• _Exercise goal_:
Scan the material below for the string "ANNE", and copy every line where it shows up.

• _Stored records_:
◇ ◇ ◇

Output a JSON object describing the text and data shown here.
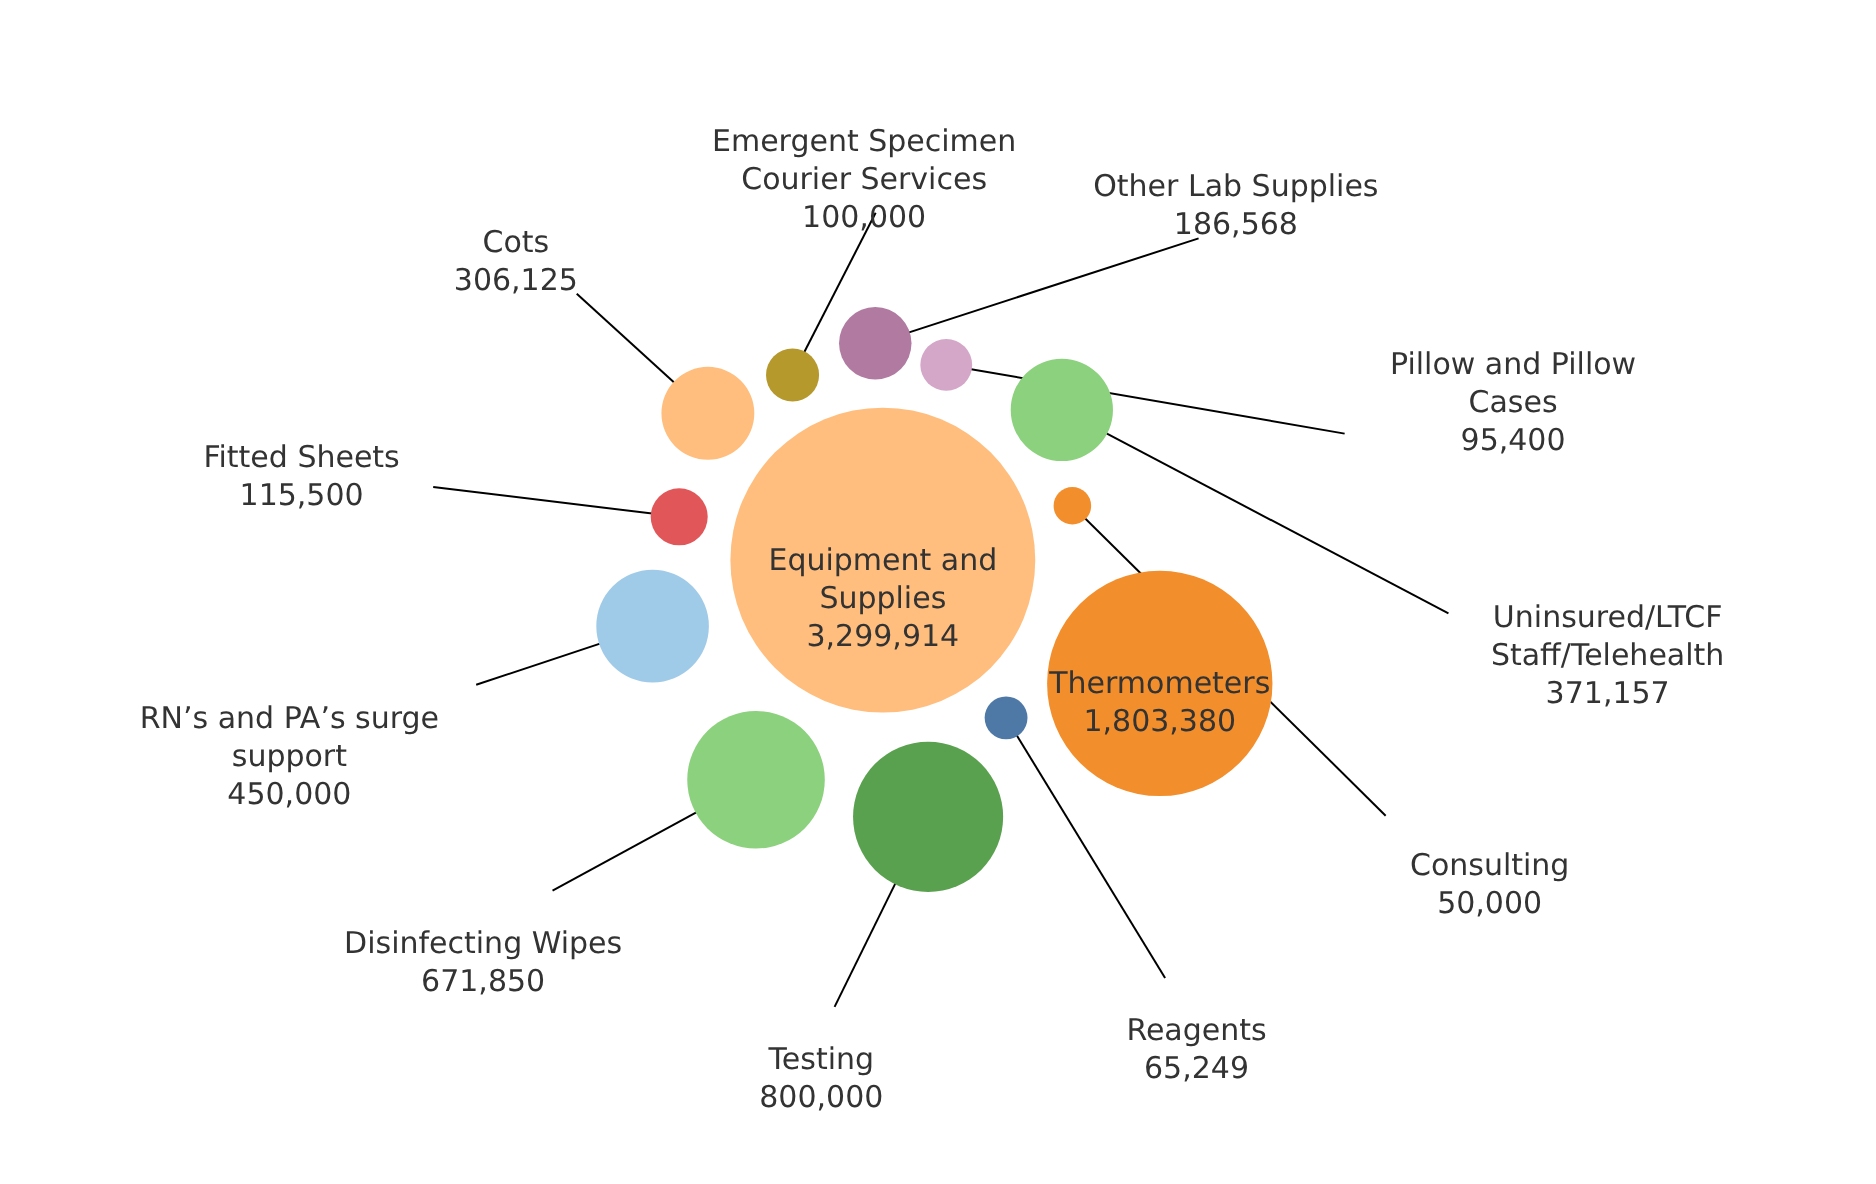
{
  "chart_data": {
    "type": "other",
    "categories": [
      "Equipment and Supplies",
      "Thermometers",
      "Testing",
      "Disinfecting Wipes",
      "RN’s and PA’s surge support",
      "Uninsured/LTCF Staff/Telehealth",
      "Cots",
      "Other Lab Supplies",
      "Fitted Sheets",
      "Emergent Specimen Courier Services",
      "Pillow and Pillow Cases",
      "Reagents",
      "Consulting"
    ],
    "values": [
      3299914,
      1803380,
      800000,
      671850,
      450000,
      371157,
      306125,
      186568,
      115500,
      100000,
      95400,
      65249,
      50000
    ],
    "colors": [
      "#ffbe7d",
      "#f28e2b",
      "#59a14f",
      "#8cd17d",
      "#a0cbe8",
      "#8cd17d",
      "#ffbe7d",
      "#b07aa1",
      "#e15759",
      "#b6992d",
      "#d4a6c8",
      "#4e79a7",
      "#f28e2b"
    ],
    "value_labels": [
      "3,299,914",
      "1,803,380",
      "800,000",
      "671,850",
      "450,000",
      "371,157",
      "306,125",
      "186,568",
      "115,500",
      "100,000",
      "95,400",
      "65,249",
      "50,000"
    ]
  }
}
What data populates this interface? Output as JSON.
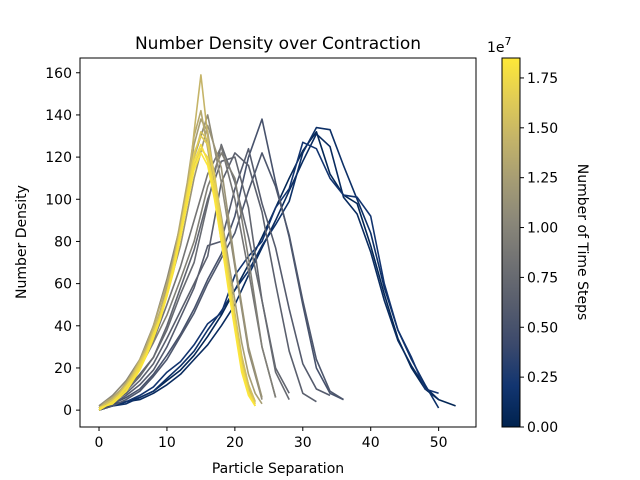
{
  "chart_data": {
    "type": "line",
    "title": "Number Density over Contraction",
    "xlabel": "Particle Separation",
    "ylabel": "Number Density",
    "xlim": [
      -2.8,
      55.5
    ],
    "ylim": [
      -8,
      167
    ],
    "xticks": [
      0,
      10,
      20,
      30,
      40,
      50
    ],
    "yticks": [
      0,
      20,
      40,
      60,
      80,
      100,
      120,
      140,
      160
    ],
    "grid": false,
    "colorbar": {
      "label": "Number of Time Steps",
      "multiplier": "1e7",
      "range": [
        0,
        1.85
      ],
      "ticks": [
        "0.00",
        "0.25",
        "0.50",
        "0.75",
        "1.00",
        "1.25",
        "1.50",
        "1.75"
      ],
      "tick_values": [
        0,
        0.25,
        0.5,
        0.75,
        1.0,
        1.25,
        1.5,
        1.75
      ],
      "colormap": "cividis",
      "stops": [
        "#00224e",
        "#123570",
        "#3b496c",
        "#575d6d",
        "#707173",
        "#8a8779",
        "#a59c74",
        "#c3b369",
        "#e1cc55",
        "#fee838"
      ]
    },
    "series": [
      {
        "t": 0.05,
        "x": [
          0,
          2,
          4,
          6,
          8,
          10,
          12,
          14,
          16,
          18,
          20,
          22,
          24,
          26,
          28,
          30,
          32,
          34,
          36,
          38,
          40,
          42,
          44,
          46,
          48,
          50,
          52.5
        ],
        "y": [
          0,
          2,
          4,
          6,
          9,
          14,
          19,
          26,
          35,
          45,
          57,
          69,
          82,
          96,
          110,
          123,
          132,
          112,
          102,
          98,
          78,
          55,
          34,
          20,
          10,
          5,
          2
        ]
      },
      {
        "t": 0.1,
        "x": [
          0,
          2,
          4,
          6,
          8,
          10,
          12,
          14,
          16,
          18,
          20,
          22,
          24,
          26,
          28,
          30,
          32,
          34,
          36,
          38,
          40,
          42,
          44,
          46,
          48,
          50
        ],
        "y": [
          0,
          2,
          4,
          5,
          8,
          12,
          17,
          24,
          31,
          40,
          50,
          64,
          77,
          90,
          104,
          118,
          131,
          125,
          101,
          93,
          75,
          52,
          33,
          21,
          11,
          5
        ]
      },
      {
        "t": 0.15,
        "x": [
          0,
          2,
          4,
          6,
          8,
          10,
          12,
          14,
          16,
          18,
          20,
          22,
          24,
          26,
          28,
          30,
          32,
          34,
          36,
          38,
          40,
          42,
          44,
          46,
          48,
          50
        ],
        "y": [
          1,
          2,
          3,
          6,
          9,
          15,
          21,
          28,
          38,
          47,
          57,
          66,
          78,
          88,
          99,
          122,
          134,
          133,
          116,
          100,
          84,
          58,
          38,
          24,
          12,
          1
        ]
      },
      {
        "t": 0.2,
        "x": [
          0,
          2,
          4,
          6,
          8,
          10,
          12,
          14,
          16,
          18,
          20,
          22,
          24,
          26,
          28,
          30,
          32,
          34,
          36,
          38,
          40,
          42,
          44,
          46,
          48,
          50
        ],
        "y": [
          1,
          3,
          4,
          7,
          11,
          18,
          23,
          31,
          41,
          46,
          64,
          73,
          80,
          96,
          105,
          127,
          124,
          110,
          102,
          101,
          92,
          60,
          38,
          25,
          10,
          8
        ]
      },
      {
        "t": 0.5,
        "x": [
          0,
          2,
          4,
          6,
          8,
          10,
          12,
          14,
          16,
          18,
          20,
          22,
          24,
          26,
          28,
          30,
          32,
          34,
          36
        ],
        "y": [
          1,
          3,
          6,
          10,
          17,
          26,
          36,
          48,
          62,
          74,
          92,
          120,
          138,
          108,
          82,
          50,
          20,
          8,
          5
        ]
      },
      {
        "t": 0.55,
        "x": [
          0,
          2,
          4,
          6,
          8,
          10,
          12,
          14,
          16,
          18,
          20,
          22,
          24,
          26,
          28,
          30,
          32,
          34,
          36
        ],
        "y": [
          0,
          2,
          5,
          9,
          16,
          24,
          35,
          46,
          60,
          72,
          84,
          104,
          122,
          106,
          83,
          52,
          24,
          9,
          5
        ]
      },
      {
        "t": 0.6,
        "x": [
          0,
          2,
          4,
          6,
          8,
          10,
          12,
          14,
          16,
          18,
          20,
          22,
          24,
          26,
          28,
          30,
          32,
          34
        ],
        "y": [
          1,
          3,
          7,
          12,
          19,
          30,
          44,
          58,
          78,
          80,
          105,
          124,
          98,
          77,
          48,
          22,
          10,
          7
        ]
      },
      {
        "t": 0.65,
        "x": [
          0,
          2,
          4,
          6,
          8,
          10,
          12,
          14,
          16,
          18,
          20,
          22,
          24,
          26,
          28,
          30,
          32
        ],
        "y": [
          1,
          4,
          8,
          14,
          22,
          34,
          47,
          60,
          73,
          108,
          122,
          116,
          94,
          60,
          28,
          8,
          4
        ]
      },
      {
        "t": 0.7,
        "x": [
          0,
          2,
          4,
          6,
          8,
          10,
          12,
          14,
          16,
          18,
          20,
          22,
          24,
          26,
          28
        ],
        "y": [
          1,
          5,
          10,
          17,
          25,
          40,
          58,
          76,
          100,
          118,
          120,
          96,
          52,
          20,
          8
        ]
      },
      {
        "t": 0.75,
        "x": [
          0,
          2,
          4,
          6,
          8,
          10,
          12,
          14,
          16,
          18,
          20,
          22,
          24,
          26,
          28
        ],
        "y": [
          1,
          4,
          9,
          16,
          25,
          38,
          55,
          70,
          98,
          126,
          108,
          82,
          52,
          18,
          5
        ]
      },
      {
        "t": 0.85,
        "x": [
          0,
          2,
          4,
          6,
          8,
          10,
          12,
          14,
          16,
          18,
          20,
          22,
          24,
          26
        ],
        "y": [
          2,
          6,
          12,
          20,
          33,
          50,
          68,
          90,
          112,
          125,
          100,
          66,
          30,
          6
        ]
      },
      {
        "t": 0.95,
        "x": [
          0,
          2,
          4,
          6,
          8,
          10,
          12,
          14,
          16,
          18,
          20,
          22,
          24,
          26
        ],
        "y": [
          1,
          5,
          10,
          20,
          32,
          45,
          62,
          80,
          106,
          122,
          110,
          72,
          30,
          6
        ]
      },
      {
        "t": 1.05,
        "x": [
          0,
          2,
          4,
          6,
          8,
          10,
          12,
          14,
          16,
          18,
          20,
          22,
          24
        ],
        "y": [
          2,
          7,
          14,
          24,
          40,
          62,
          88,
          120,
          140,
          108,
          68,
          28,
          5
        ]
      },
      {
        "t": 1.15,
        "x": [
          0,
          2,
          4,
          6,
          8,
          10,
          12,
          14,
          16,
          18,
          20,
          22,
          24
        ],
        "y": [
          1,
          6,
          12,
          22,
          35,
          55,
          78,
          110,
          135,
          115,
          70,
          30,
          6
        ]
      },
      {
        "t": 1.25,
        "x": [
          0,
          1,
          2,
          3,
          4,
          5,
          6,
          7,
          8,
          9,
          10,
          11,
          12,
          13,
          14,
          15,
          16,
          17,
          18,
          19,
          20,
          21,
          22,
          23,
          24
        ],
        "y": [
          1,
          3,
          6,
          9,
          12,
          17,
          23,
          30,
          38,
          47,
          58,
          70,
          88,
          104,
          126,
          138,
          132,
          110,
          92,
          72,
          52,
          32,
          17,
          8,
          3
        ]
      },
      {
        "t": 1.35,
        "x": [
          0,
          1,
          2,
          3,
          4,
          5,
          6,
          7,
          8,
          9,
          10,
          11,
          12,
          13,
          14,
          15,
          16,
          17,
          18,
          19,
          20,
          21,
          22,
          23
        ],
        "y": [
          1,
          4,
          6,
          9,
          13,
          18,
          24,
          31,
          40,
          50,
          60,
          72,
          90,
          108,
          130,
          142,
          124,
          104,
          80,
          62,
          42,
          24,
          12,
          4
        ]
      },
      {
        "t": 1.45,
        "x": [
          0,
          1,
          2,
          3,
          4,
          5,
          6,
          7,
          8,
          9,
          10,
          11,
          12,
          13,
          14,
          15,
          16,
          17,
          18,
          19,
          20,
          21,
          22,
          23
        ],
        "y": [
          0,
          2,
          5,
          8,
          12,
          16,
          22,
          29,
          37,
          46,
          56,
          68,
          84,
          102,
          132,
          159,
          130,
          102,
          80,
          60,
          40,
          22,
          10,
          3
        ]
      },
      {
        "t": 1.55,
        "x": [
          0,
          1,
          2,
          3,
          4,
          5,
          6,
          7,
          8,
          9,
          10,
          11,
          12,
          13,
          14,
          15,
          16,
          17,
          18,
          19,
          20,
          21,
          22,
          23
        ],
        "y": [
          1,
          3,
          5,
          8,
          12,
          17,
          23,
          29,
          38,
          46,
          56,
          68,
          84,
          100,
          120,
          132,
          128,
          112,
          90,
          68,
          46,
          26,
          12,
          4
        ]
      },
      {
        "t": 1.65,
        "x": [
          0,
          1,
          2,
          3,
          4,
          5,
          6,
          7,
          8,
          9,
          10,
          11,
          12,
          13,
          14,
          15,
          16,
          17,
          18,
          19,
          20,
          21,
          22,
          23
        ],
        "y": [
          1,
          2,
          4,
          7,
          11,
          16,
          22,
          28,
          36,
          44,
          56,
          70,
          86,
          104,
          122,
          130,
          126,
          110,
          88,
          64,
          42,
          22,
          9,
          3
        ]
      },
      {
        "t": 1.72,
        "x": [
          0,
          1,
          2,
          3,
          4,
          5,
          6,
          7,
          8,
          9,
          10,
          11,
          12,
          13,
          14,
          15,
          16,
          17,
          18,
          19,
          20,
          21,
          22,
          23
        ],
        "y": [
          0,
          2,
          4,
          7,
          10,
          15,
          21,
          27,
          35,
          44,
          54,
          66,
          82,
          100,
          116,
          124,
          120,
          106,
          86,
          64,
          42,
          22,
          9,
          2
        ]
      },
      {
        "t": 1.78,
        "x": [
          0,
          1,
          2,
          3,
          4,
          5,
          6,
          7,
          8,
          9,
          10,
          11,
          12,
          13,
          14,
          15,
          16,
          17,
          18,
          19,
          20,
          21,
          22,
          23
        ],
        "y": [
          1,
          2,
          4,
          7,
          11,
          15,
          20,
          27,
          36,
          44,
          55,
          68,
          84,
          102,
          118,
          126,
          118,
          102,
          82,
          60,
          40,
          20,
          8,
          2
        ]
      },
      {
        "t": 1.83,
        "x": [
          0,
          1,
          2,
          3,
          4,
          5,
          6,
          7,
          8,
          9,
          10,
          11,
          12,
          13,
          14,
          15,
          16,
          17,
          18,
          19,
          20,
          21,
          22,
          23
        ],
        "y": [
          0,
          2,
          3,
          6,
          9,
          14,
          19,
          26,
          34,
          43,
          54,
          67,
          82,
          98,
          114,
          122,
          116,
          100,
          80,
          58,
          38,
          18,
          7,
          2
        ]
      }
    ]
  }
}
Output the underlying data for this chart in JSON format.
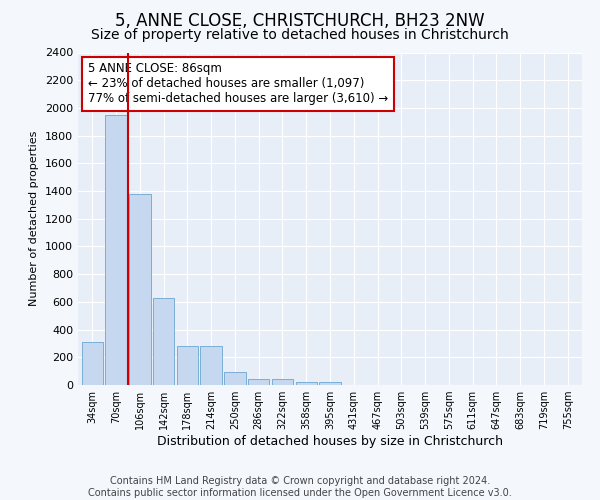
{
  "title": "5, ANNE CLOSE, CHRISTCHURCH, BH23 2NW",
  "subtitle": "Size of property relative to detached houses in Christchurch",
  "xlabel": "Distribution of detached houses by size in Christchurch",
  "ylabel": "Number of detached properties",
  "categories": [
    "34sqm",
    "70sqm",
    "106sqm",
    "142sqm",
    "178sqm",
    "214sqm",
    "250sqm",
    "286sqm",
    "322sqm",
    "358sqm",
    "395sqm",
    "431sqm",
    "467sqm",
    "503sqm",
    "539sqm",
    "575sqm",
    "611sqm",
    "647sqm",
    "683sqm",
    "719sqm",
    "755sqm"
  ],
  "values": [
    310,
    1950,
    1380,
    630,
    280,
    280,
    95,
    45,
    45,
    25,
    25,
    0,
    0,
    0,
    0,
    0,
    0,
    0,
    0,
    0,
    0
  ],
  "bar_color": "#c5d8f0",
  "bar_edge_color": "#7aaed6",
  "vline_x_index": 1.5,
  "vline_color": "#cc0000",
  "annotation_text": "5 ANNE CLOSE: 86sqm\n← 23% of detached houses are smaller (1,097)\n77% of semi-detached houses are larger (3,610) →",
  "annotation_box_color": "#ffffff",
  "annotation_box_edge_color": "#cc0000",
  "ylim": [
    0,
    2400
  ],
  "yticks": [
    0,
    200,
    400,
    600,
    800,
    1000,
    1200,
    1400,
    1600,
    1800,
    2000,
    2200,
    2400
  ],
  "background_color": "#f4f7fc",
  "plot_bg_color": "#e8eef8",
  "title_fontsize": 12,
  "subtitle_fontsize": 10,
  "xlabel_fontsize": 9,
  "ylabel_fontsize": 8,
  "footer_text": "Contains HM Land Registry data © Crown copyright and database right 2024.\nContains public sector information licensed under the Open Government Licence v3.0.",
  "footer_fontsize": 7
}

◇ ◇ ◇

• _Task solution_:
  "title": "5, ANNE CLOSE, CHRISTCHURCH, BH23 2NW",
  "annotation_text": "5 ANNE CLOSE: 86sqm\n← 23% of detached houses are smaller (1,097)\n77% of semi-detached houses are larger (3,610) →",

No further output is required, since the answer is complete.